═════ GIVEN RECORDS

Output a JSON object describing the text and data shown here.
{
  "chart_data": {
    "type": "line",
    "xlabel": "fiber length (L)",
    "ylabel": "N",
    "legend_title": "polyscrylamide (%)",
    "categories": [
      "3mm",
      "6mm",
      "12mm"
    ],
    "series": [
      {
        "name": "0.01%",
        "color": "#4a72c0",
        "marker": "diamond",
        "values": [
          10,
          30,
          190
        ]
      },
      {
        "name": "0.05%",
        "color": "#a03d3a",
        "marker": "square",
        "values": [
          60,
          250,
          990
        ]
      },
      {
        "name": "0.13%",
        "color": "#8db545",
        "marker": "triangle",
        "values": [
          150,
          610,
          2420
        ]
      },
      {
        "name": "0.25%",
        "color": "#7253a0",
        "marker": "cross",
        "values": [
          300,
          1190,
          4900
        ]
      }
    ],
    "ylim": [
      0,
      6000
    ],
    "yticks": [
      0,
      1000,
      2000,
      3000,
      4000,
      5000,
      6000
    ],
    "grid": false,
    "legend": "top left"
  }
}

══════════

* [THE REQUEST]
Hand back the material above in full, exactly as written.

* [TASK ANSWER]
Output a JSON object describing the text and data shown here.
{
  "chart_data": {
    "type": "line",
    "xlabel": "fiber length (L)",
    "ylabel": "N",
    "legend_title": "polyscrylamide (%)",
    "categories": [
      "3mm",
      "6mm",
      "12mm"
    ],
    "series": [
      {
        "name": "0.01%",
        "color": "#4a72c0",
        "marker": "diamond",
        "values": [
          10,
          30,
          190
        ]
      },
      {
        "name": "0.05%",
        "color": "#a03d3a",
        "marker": "square",
        "values": [
          60,
          250,
          990
        ]
      },
      {
        "name": "0.13%",
        "color": "#8db545",
        "marker": "triangle",
        "values": [
          150,
          610,
          2420
        ]
      },
      {
        "name": "0.25%",
        "color": "#7253a0",
        "marker": "cross",
        "values": [
          300,
          1190,
          4900
        ]
      }
    ],
    "ylim": [
      0,
      6000
    ],
    "yticks": [
      0,
      1000,
      2000,
      3000,
      4000,
      5000,
      6000
    ],
    "grid": false,
    "legend": "top left"
  }
}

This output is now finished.